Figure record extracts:
══════════════════════════════
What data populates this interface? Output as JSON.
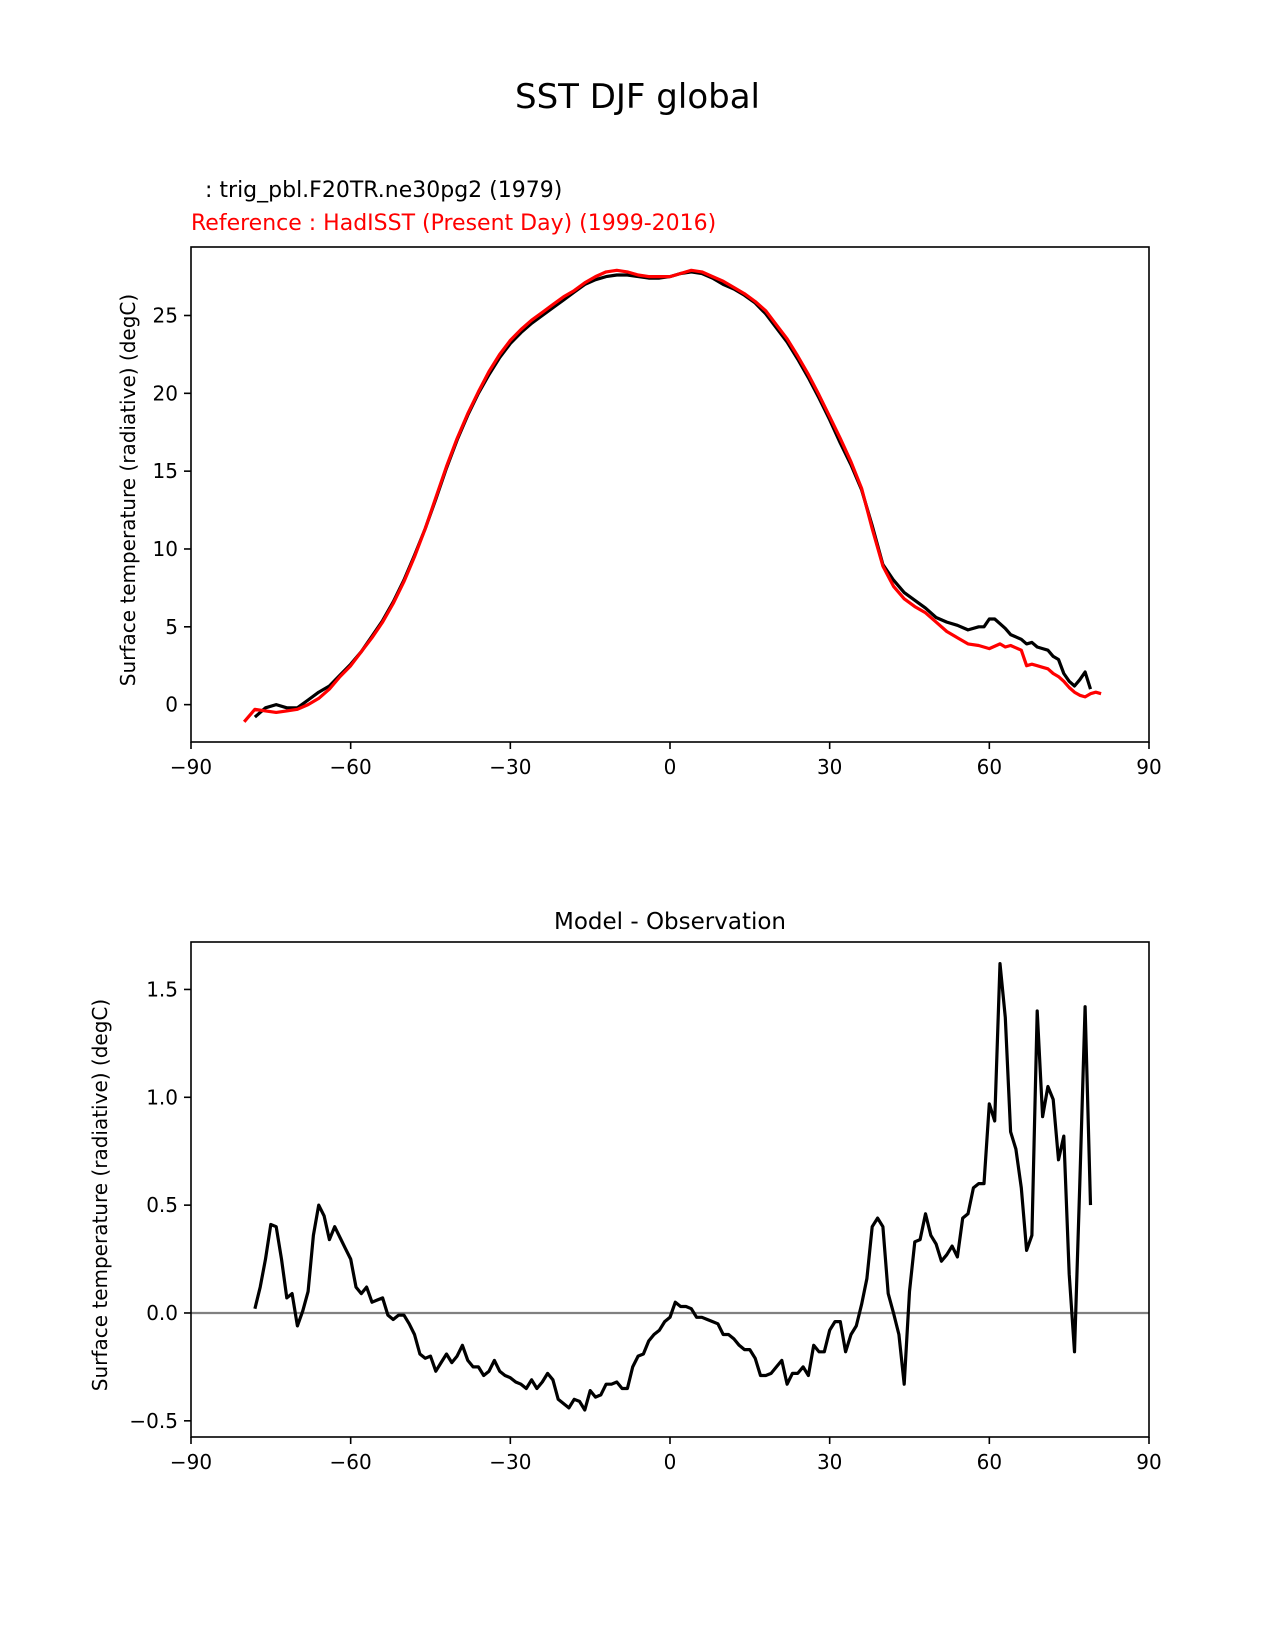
{
  "figure": {
    "title": "SST DJF global"
  },
  "chart_data": [
    {
      "type": "line",
      "test_label": "  : trig_pbl.F20TR.ne30pg2 (1979)",
      "reference_label": "Reference : HadISST (Present Day) (1999-2016)",
      "title": "",
      "xlabel": "",
      "ylabel": "Surface temperature (radiative) (degC)",
      "xlim": [
        -90,
        90
      ],
      "ylim": [
        -2.4,
        29.4
      ],
      "xticks": [
        -90,
        -60,
        -30,
        0,
        30,
        60,
        90
      ],
      "xtick_labels": [
        "−90",
        "−60",
        "−30",
        "0",
        "30",
        "60",
        "90"
      ],
      "yticks": [
        0,
        5,
        10,
        15,
        20,
        25
      ],
      "ytick_labels": [
        "0",
        "5",
        "10",
        "15",
        "20",
        "25"
      ],
      "colors": {
        "test": "#000000",
        "reference": "#ff0000"
      },
      "series": [
        {
          "name": "test",
          "x": [
            -78,
            -76,
            -74,
            -72,
            -70,
            -68,
            -66,
            -64,
            -62,
            -60,
            -58,
            -56,
            -54,
            -52,
            -50,
            -48,
            -46,
            -44,
            -42,
            -40,
            -38,
            -36,
            -34,
            -32,
            -30,
            -28,
            -26,
            -24,
            -22,
            -20,
            -18,
            -16,
            -14,
            -12,
            -10,
            -8,
            -6,
            -4,
            -2,
            0,
            2,
            4,
            6,
            8,
            10,
            12,
            14,
            16,
            18,
            20,
            22,
            24,
            26,
            28,
            30,
            32,
            34,
            36,
            38,
            40,
            42,
            44,
            46,
            48,
            50,
            52,
            54,
            56,
            58,
            59,
            60,
            61,
            62,
            63,
            64,
            66,
            67,
            68,
            69,
            70,
            71,
            72,
            73,
            74,
            75,
            76,
            77,
            78,
            79
          ],
          "values": [
            -0.8,
            -0.2,
            0.0,
            -0.2,
            -0.2,
            0.3,
            0.8,
            1.2,
            1.9,
            2.6,
            3.4,
            4.4,
            5.4,
            6.6,
            8.0,
            9.6,
            11.3,
            13.2,
            15.2,
            17.0,
            18.6,
            20.0,
            21.2,
            22.3,
            23.2,
            23.9,
            24.5,
            25.0,
            25.5,
            26.0,
            26.5,
            27.0,
            27.3,
            27.5,
            27.6,
            27.6,
            27.5,
            27.4,
            27.4,
            27.5,
            27.7,
            27.8,
            27.7,
            27.4,
            27.0,
            26.7,
            26.3,
            25.8,
            25.1,
            24.2,
            23.3,
            22.2,
            21.0,
            19.7,
            18.3,
            16.8,
            15.4,
            13.8,
            11.5,
            9.0,
            8.0,
            7.2,
            6.7,
            6.2,
            5.6,
            5.3,
            5.1,
            4.8,
            5.0,
            5.0,
            5.5,
            5.5,
            5.2,
            4.9,
            4.5,
            4.2,
            3.9,
            4.0,
            3.7,
            3.6,
            3.5,
            3.1,
            2.9,
            2.0,
            1.5,
            1.2,
            1.6,
            2.1,
            1.0
          ]
        },
        {
          "name": "reference",
          "x": [
            -80,
            -78,
            -76,
            -74,
            -72,
            -70,
            -68,
            -66,
            -64,
            -62,
            -60,
            -58,
            -56,
            -54,
            -52,
            -50,
            -48,
            -46,
            -44,
            -42,
            -40,
            -38,
            -36,
            -34,
            -32,
            -30,
            -28,
            -26,
            -24,
            -22,
            -20,
            -18,
            -16,
            -14,
            -12,
            -10,
            -8,
            -6,
            -4,
            -2,
            0,
            2,
            4,
            6,
            8,
            10,
            12,
            14,
            16,
            18,
            20,
            22,
            24,
            26,
            28,
            30,
            32,
            34,
            36,
            38,
            40,
            42,
            44,
            46,
            48,
            50,
            52,
            54,
            56,
            58,
            60,
            62,
            63,
            64,
            66,
            67,
            68,
            69,
            70,
            71,
            72,
            73,
            74,
            75,
            76,
            77,
            78,
            79,
            80,
            81
          ],
          "values": [
            -1.1,
            -0.3,
            -0.4,
            -0.5,
            -0.4,
            -0.3,
            0.0,
            0.4,
            1.0,
            1.8,
            2.5,
            3.4,
            4.3,
            5.3,
            6.5,
            7.9,
            9.5,
            11.3,
            13.3,
            15.3,
            17.1,
            18.7,
            20.1,
            21.4,
            22.5,
            23.4,
            24.1,
            24.7,
            25.2,
            25.7,
            26.2,
            26.6,
            27.1,
            27.5,
            27.8,
            27.9,
            27.8,
            27.6,
            27.5,
            27.5,
            27.5,
            27.7,
            27.9,
            27.8,
            27.5,
            27.2,
            26.8,
            26.4,
            25.9,
            25.3,
            24.4,
            23.5,
            22.4,
            21.2,
            19.9,
            18.5,
            17.1,
            15.6,
            13.9,
            11.3,
            8.9,
            7.6,
            6.8,
            6.3,
            5.9,
            5.3,
            4.7,
            4.3,
            3.9,
            3.8,
            3.6,
            3.9,
            3.7,
            3.8,
            3.5,
            2.5,
            2.6,
            2.5,
            2.4,
            2.3,
            2.0,
            1.8,
            1.5,
            1.1,
            0.8,
            0.6,
            0.5,
            0.7,
            0.8,
            0.7
          ]
        }
      ]
    },
    {
      "type": "line",
      "title": "Model - Observation",
      "xlabel": "",
      "ylabel": "Surface temperature (radiative) (degC)",
      "xlim": [
        -90,
        90
      ],
      "ylim": [
        -0.575,
        1.72
      ],
      "xticks": [
        -90,
        -60,
        -30,
        0,
        30,
        60,
        90
      ],
      "xtick_labels": [
        "−90",
        "−60",
        "−30",
        "0",
        "30",
        "60",
        "90"
      ],
      "yticks": [
        -0.5,
        0.0,
        0.5,
        1.0,
        1.5
      ],
      "ytick_labels": [
        "−0.5",
        "0.0",
        "0.5",
        "1.0",
        "1.5"
      ],
      "zero_line": true,
      "colors": {
        "diff": "#000000",
        "zero_line": "#808080"
      },
      "series": [
        {
          "name": "Model - Observation",
          "x": [
            -78,
            -77,
            -76,
            -75,
            -74,
            -73,
            -72,
            -71,
            -70,
            -69,
            -68,
            -67,
            -66,
            -65,
            -64,
            -63,
            -62,
            -61,
            -60,
            -59,
            -58,
            -57,
            -56,
            -55,
            -54,
            -53,
            -52,
            -51,
            -50,
            -49,
            -48,
            -47,
            -46,
            -45,
            -44,
            -43,
            -42,
            -41,
            -40,
            -39,
            -38,
            -37,
            -36,
            -35,
            -34,
            -33,
            -32,
            -31,
            -30,
            -29,
            -28,
            -27,
            -26,
            -25,
            -24,
            -23,
            -22,
            -21,
            -20,
            -19,
            -18,
            -17,
            -16,
            -15,
            -14,
            -13,
            -12,
            -11,
            -10,
            -9,
            -8,
            -7,
            -6,
            -5,
            -4,
            -3,
            -2,
            -1,
            0,
            1,
            2,
            3,
            4,
            5,
            6,
            7,
            8,
            9,
            10,
            11,
            12,
            13,
            14,
            15,
            16,
            17,
            18,
            19,
            20,
            21,
            22,
            23,
            24,
            25,
            26,
            27,
            28,
            29,
            30,
            31,
            32,
            33,
            34,
            35,
            36,
            37,
            38,
            39,
            40,
            41,
            42,
            43,
            44,
            45,
            46,
            47,
            48,
            49,
            50,
            51,
            52,
            53,
            54,
            55,
            56,
            57,
            58,
            59,
            60,
            61,
            62,
            63,
            64,
            65,
            66,
            67,
            68,
            69,
            70,
            71,
            72,
            73,
            74,
            75,
            76,
            77,
            78,
            79
          ],
          "values": [
            0.02,
            0.12,
            0.25,
            0.41,
            0.4,
            0.25,
            0.07,
            0.09,
            -0.06,
            0.01,
            0.1,
            0.36,
            0.5,
            0.45,
            0.34,
            0.4,
            0.35,
            0.3,
            0.25,
            0.12,
            0.09,
            0.12,
            0.05,
            0.06,
            0.07,
            -0.01,
            -0.03,
            -0.01,
            -0.01,
            -0.05,
            -0.1,
            -0.19,
            -0.21,
            -0.2,
            -0.27,
            -0.23,
            -0.19,
            -0.23,
            -0.2,
            -0.15,
            -0.22,
            -0.25,
            -0.25,
            -0.29,
            -0.27,
            -0.22,
            -0.27,
            -0.29,
            -0.3,
            -0.32,
            -0.33,
            -0.35,
            -0.31,
            -0.35,
            -0.32,
            -0.28,
            -0.31,
            -0.4,
            -0.42,
            -0.44,
            -0.4,
            -0.41,
            -0.45,
            -0.36,
            -0.39,
            -0.38,
            -0.33,
            -0.33,
            -0.32,
            -0.35,
            -0.35,
            -0.25,
            -0.2,
            -0.19,
            -0.13,
            -0.1,
            -0.08,
            -0.04,
            -0.02,
            0.05,
            0.03,
            0.03,
            0.02,
            -0.02,
            -0.02,
            -0.03,
            -0.04,
            -0.05,
            -0.1,
            -0.1,
            -0.12,
            -0.15,
            -0.17,
            -0.17,
            -0.21,
            -0.29,
            -0.29,
            -0.28,
            -0.25,
            -0.22,
            -0.33,
            -0.28,
            -0.28,
            -0.25,
            -0.29,
            -0.15,
            -0.18,
            -0.18,
            -0.08,
            -0.04,
            -0.04,
            -0.18,
            -0.1,
            -0.06,
            0.04,
            0.16,
            0.4,
            0.44,
            0.4,
            0.09,
            0.0,
            -0.1,
            -0.33,
            0.1,
            0.33,
            0.34,
            0.46,
            0.36,
            0.32,
            0.24,
            0.27,
            0.31,
            0.26,
            0.44,
            0.46,
            0.58,
            0.6,
            0.6,
            0.97,
            0.89,
            1.62,
            1.37,
            0.84,
            0.76,
            0.58,
            0.29,
            0.36,
            1.4,
            0.91,
            1.05,
            0.99,
            0.71,
            0.82,
            0.18,
            -0.18,
            0.6,
            1.42,
            0.5
          ]
        }
      ]
    }
  ]
}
══════════════════════════════
Copy out every line from the records that has the word "Model".

• [Written response]:
      "title": "Model - Observation",
          "name": "Model - Observation",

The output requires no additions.